(Records contained in a dataset)
--
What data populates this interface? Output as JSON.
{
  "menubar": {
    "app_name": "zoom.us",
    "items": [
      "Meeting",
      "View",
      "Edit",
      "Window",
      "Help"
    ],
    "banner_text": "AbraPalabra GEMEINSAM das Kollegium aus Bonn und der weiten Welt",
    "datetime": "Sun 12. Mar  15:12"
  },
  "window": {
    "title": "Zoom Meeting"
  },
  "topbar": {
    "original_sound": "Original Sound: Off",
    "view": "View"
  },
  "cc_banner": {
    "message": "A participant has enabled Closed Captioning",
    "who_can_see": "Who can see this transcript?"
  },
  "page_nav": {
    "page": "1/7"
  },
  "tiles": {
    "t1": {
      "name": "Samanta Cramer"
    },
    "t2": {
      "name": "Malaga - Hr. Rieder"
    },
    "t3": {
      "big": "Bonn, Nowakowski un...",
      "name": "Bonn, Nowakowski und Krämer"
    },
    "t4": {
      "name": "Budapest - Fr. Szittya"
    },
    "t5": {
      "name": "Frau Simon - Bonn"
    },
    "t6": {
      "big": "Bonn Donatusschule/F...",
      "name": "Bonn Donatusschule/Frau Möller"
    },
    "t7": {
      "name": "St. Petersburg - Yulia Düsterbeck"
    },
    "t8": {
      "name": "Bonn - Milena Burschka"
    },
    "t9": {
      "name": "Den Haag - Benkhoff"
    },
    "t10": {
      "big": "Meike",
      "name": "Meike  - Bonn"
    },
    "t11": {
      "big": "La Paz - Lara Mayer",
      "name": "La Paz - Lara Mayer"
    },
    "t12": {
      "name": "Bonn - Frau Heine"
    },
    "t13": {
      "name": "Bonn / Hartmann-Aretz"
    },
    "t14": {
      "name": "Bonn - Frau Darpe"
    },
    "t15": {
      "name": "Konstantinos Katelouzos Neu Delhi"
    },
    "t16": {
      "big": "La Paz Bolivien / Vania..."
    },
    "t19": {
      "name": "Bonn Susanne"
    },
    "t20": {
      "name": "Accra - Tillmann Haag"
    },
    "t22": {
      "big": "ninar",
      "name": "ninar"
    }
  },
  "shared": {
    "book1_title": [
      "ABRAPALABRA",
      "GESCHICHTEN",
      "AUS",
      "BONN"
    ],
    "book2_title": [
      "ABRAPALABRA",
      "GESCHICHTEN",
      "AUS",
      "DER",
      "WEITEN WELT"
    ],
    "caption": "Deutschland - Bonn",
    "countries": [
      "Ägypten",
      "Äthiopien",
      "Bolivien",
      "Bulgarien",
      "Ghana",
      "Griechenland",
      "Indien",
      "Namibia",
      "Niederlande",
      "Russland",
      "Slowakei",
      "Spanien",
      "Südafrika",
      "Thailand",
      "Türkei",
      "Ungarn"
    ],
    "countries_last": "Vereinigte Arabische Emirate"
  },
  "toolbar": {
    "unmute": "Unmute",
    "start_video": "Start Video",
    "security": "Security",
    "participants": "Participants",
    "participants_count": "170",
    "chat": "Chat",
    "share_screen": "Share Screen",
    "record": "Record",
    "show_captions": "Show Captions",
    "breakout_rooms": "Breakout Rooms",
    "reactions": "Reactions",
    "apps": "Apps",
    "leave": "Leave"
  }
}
--
TASK -> Give an exact repetition of all the material.

COMPLETE RESPONSE ->
What data populates this interface? Output as JSON.
{
  "menubar": {
    "app_name": "zoom.us",
    "items": [
      "Meeting",
      "View",
      "Edit",
      "Window",
      "Help"
    ],
    "banner_text": "AbraPalabra GEMEINSAM das Kollegium aus Bonn und der weiten Welt",
    "datetime": "Sun 12. Mar  15:12"
  },
  "window": {
    "title": "Zoom Meeting"
  },
  "topbar": {
    "original_sound": "Original Sound: Off",
    "view": "View"
  },
  "cc_banner": {
    "message": "A participant has enabled Closed Captioning",
    "who_can_see": "Who can see this transcript?"
  },
  "page_nav": {
    "page": "1/7"
  },
  "tiles": {
    "t1": {
      "name": "Samanta Cramer"
    },
    "t2": {
      "name": "Malaga - Hr. Rieder"
    },
    "t3": {
      "big": "Bonn, Nowakowski un...",
      "name": "Bonn, Nowakowski und Krämer"
    },
    "t4": {
      "name": "Budapest - Fr. Szittya"
    },
    "t5": {
      "name": "Frau Simon - Bonn"
    },
    "t6": {
      "big": "Bonn Donatusschule/F...",
      "name": "Bonn Donatusschule/Frau Möller"
    },
    "t7": {
      "name": "St. Petersburg - Yulia Düsterbeck"
    },
    "t8": {
      "name": "Bonn - Milena Burschka"
    },
    "t9": {
      "name": "Den Haag - Benkhoff"
    },
    "t10": {
      "big": "Meike",
      "name": "Meike  - Bonn"
    },
    "t11": {
      "big": "La Paz - Lara Mayer",
      "name": "La Paz - Lara Mayer"
    },
    "t12": {
      "name": "Bonn - Frau Heine"
    },
    "t13": {
      "name": "Bonn / Hartmann-Aretz"
    },
    "t14": {
      "name": "Bonn - Frau Darpe"
    },
    "t15": {
      "name": "Konstantinos Katelouzos Neu Delhi"
    },
    "t16": {
      "big": "La Paz Bolivien / Vania..."
    },
    "t19": {
      "name": "Bonn Susanne"
    },
    "t20": {
      "name": "Accra - Tillmann Haag"
    },
    "t22": {
      "big": "ninar",
      "name": "ninar"
    }
  },
  "shared": {
    "book1_title": [
      "ABRAPALABRA",
      "GESCHICHTEN",
      "AUS",
      "BONN"
    ],
    "book2_title": [
      "ABRAPALABRA",
      "GESCHICHTEN",
      "AUS",
      "DER",
      "WEITEN WELT"
    ],
    "caption": "Deutschland - Bonn",
    "countries": [
      "Ägypten",
      "Äthiopien",
      "Bolivien",
      "Bulgarien",
      "Ghana",
      "Griechenland",
      "Indien",
      "Namibia",
      "Niederlande",
      "Russland",
      "Slowakei",
      "Spanien",
      "Südafrika",
      "Thailand",
      "Türkei",
      "Ungarn"
    ],
    "countries_last": "Vereinigte Arabische Emirate"
  },
  "toolbar": {
    "unmute": "Unmute",
    "start_video": "Start Video",
    "security": "Security",
    "participants": "Participants",
    "participants_count": "170",
    "chat": "Chat",
    "share_screen": "Share Screen",
    "record": "Record",
    "show_captions": "Show Captions",
    "breakout_rooms": "Breakout Rooms",
    "reactions": "Reactions",
    "apps": "Apps",
    "leave": "Leave"
  }
}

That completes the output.